*** The input
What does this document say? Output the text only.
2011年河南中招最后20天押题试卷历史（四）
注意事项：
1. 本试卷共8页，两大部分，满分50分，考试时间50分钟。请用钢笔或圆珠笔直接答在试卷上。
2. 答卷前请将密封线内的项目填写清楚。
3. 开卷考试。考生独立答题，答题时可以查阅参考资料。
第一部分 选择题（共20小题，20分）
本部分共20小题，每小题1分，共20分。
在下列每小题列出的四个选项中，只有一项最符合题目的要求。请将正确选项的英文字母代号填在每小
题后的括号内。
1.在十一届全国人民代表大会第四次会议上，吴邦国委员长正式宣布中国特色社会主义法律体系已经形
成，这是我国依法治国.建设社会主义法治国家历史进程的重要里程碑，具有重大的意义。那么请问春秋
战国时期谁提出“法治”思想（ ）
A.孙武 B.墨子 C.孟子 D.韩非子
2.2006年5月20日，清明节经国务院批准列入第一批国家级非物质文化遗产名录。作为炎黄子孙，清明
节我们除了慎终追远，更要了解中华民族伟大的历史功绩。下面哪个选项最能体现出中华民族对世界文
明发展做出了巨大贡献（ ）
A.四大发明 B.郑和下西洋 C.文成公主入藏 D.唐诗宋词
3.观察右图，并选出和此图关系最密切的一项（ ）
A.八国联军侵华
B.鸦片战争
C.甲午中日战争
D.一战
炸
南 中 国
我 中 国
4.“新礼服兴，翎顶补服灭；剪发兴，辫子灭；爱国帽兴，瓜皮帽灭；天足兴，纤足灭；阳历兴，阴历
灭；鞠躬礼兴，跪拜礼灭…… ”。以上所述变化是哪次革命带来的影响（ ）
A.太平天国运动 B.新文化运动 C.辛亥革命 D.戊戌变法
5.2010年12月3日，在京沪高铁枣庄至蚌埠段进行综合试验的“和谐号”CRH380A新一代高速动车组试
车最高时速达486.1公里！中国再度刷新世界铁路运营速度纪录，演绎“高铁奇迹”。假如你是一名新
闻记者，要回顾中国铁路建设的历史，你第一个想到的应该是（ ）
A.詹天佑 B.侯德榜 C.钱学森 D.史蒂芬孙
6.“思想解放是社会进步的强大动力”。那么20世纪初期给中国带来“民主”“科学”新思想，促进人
******
■ Task instructions
Reproduce every entry shown above, precisely as it stands.

■ Reply
What does this document say? Output the text only.
2011年河南中招最后20天押题试卷历史（四）
注意事项：
1. 本试卷共8页，两大部分，满分50分，考试时间50分钟。请用钢笔或圆珠笔直接答在试卷上。
2. 答卷前请将密封线内的项目填写清楚。
3. 开卷考试。考生独立答题，答题时可以查阅参考资料。
第一部分 选择题（共20小题，20分）
本部分共20小题，每小题1分，共20分。
在下列每小题列出的四个选项中，只有一项最符合题目的要求。请将正确选项的英文字母代号填在每小
题后的括号内。
1.在十一届全国人民代表大会第四次会议上，吴邦国委员长正式宣布中国特色社会主义法律体系已经形
成，这是我国依法治国.建设社会主义法治国家历史进程的重要里程碑，具有重大的意义。那么请问春秋
战国时期谁提出“法治”思想（ ）
A.孙武 B.墨子 C.孟子 D.韩非子
2.2006年5月20日，清明节经国务院批准列入第一批国家级非物质文化遗产名录。作为炎黄子孙，清明
节我们除了慎终追远，更要了解中华民族伟大的历史功绩。下面哪个选项最能体现出中华民族对世界文
明发展做出了巨大贡献（ ）
A.四大发明 B.郑和下西洋 C.文成公主入藏 D.唐诗宋词
3.观察右图，并选出和此图关系最密切的一项（ ）
A.八国联军侵华
B.鸦片战争
C.甲午中日战争
D.一战
炸
南 中 国
我 中 国
4.“新礼服兴，翎顶补服灭；剪发兴，辫子灭；爱国帽兴，瓜皮帽灭；天足兴，纤足灭；阳历兴，阴历
灭；鞠躬礼兴，跪拜礼灭…… ”。以上所述变化是哪次革命带来的影响（ ）
A.太平天国运动 B.新文化运动 C.辛亥革命 D.戊戌变法
5.2010年12月3日，在京沪高铁枣庄至蚌埠段进行综合试验的“和谐号”CRH380A新一代高速动车组试
车最高时速达486.1公里！中国再度刷新世界铁路运营速度纪录，演绎“高铁奇迹”。假如你是一名新
闻记者，要回顾中国铁路建设的历史，你第一个想到的应该是（ ）
A.詹天佑 B.侯德榜 C.钱学森 D.史蒂芬孙
6.“思想解放是社会进步的强大动力”。那么20世纪初期给中国带来“民主”“科学”新思想，促进人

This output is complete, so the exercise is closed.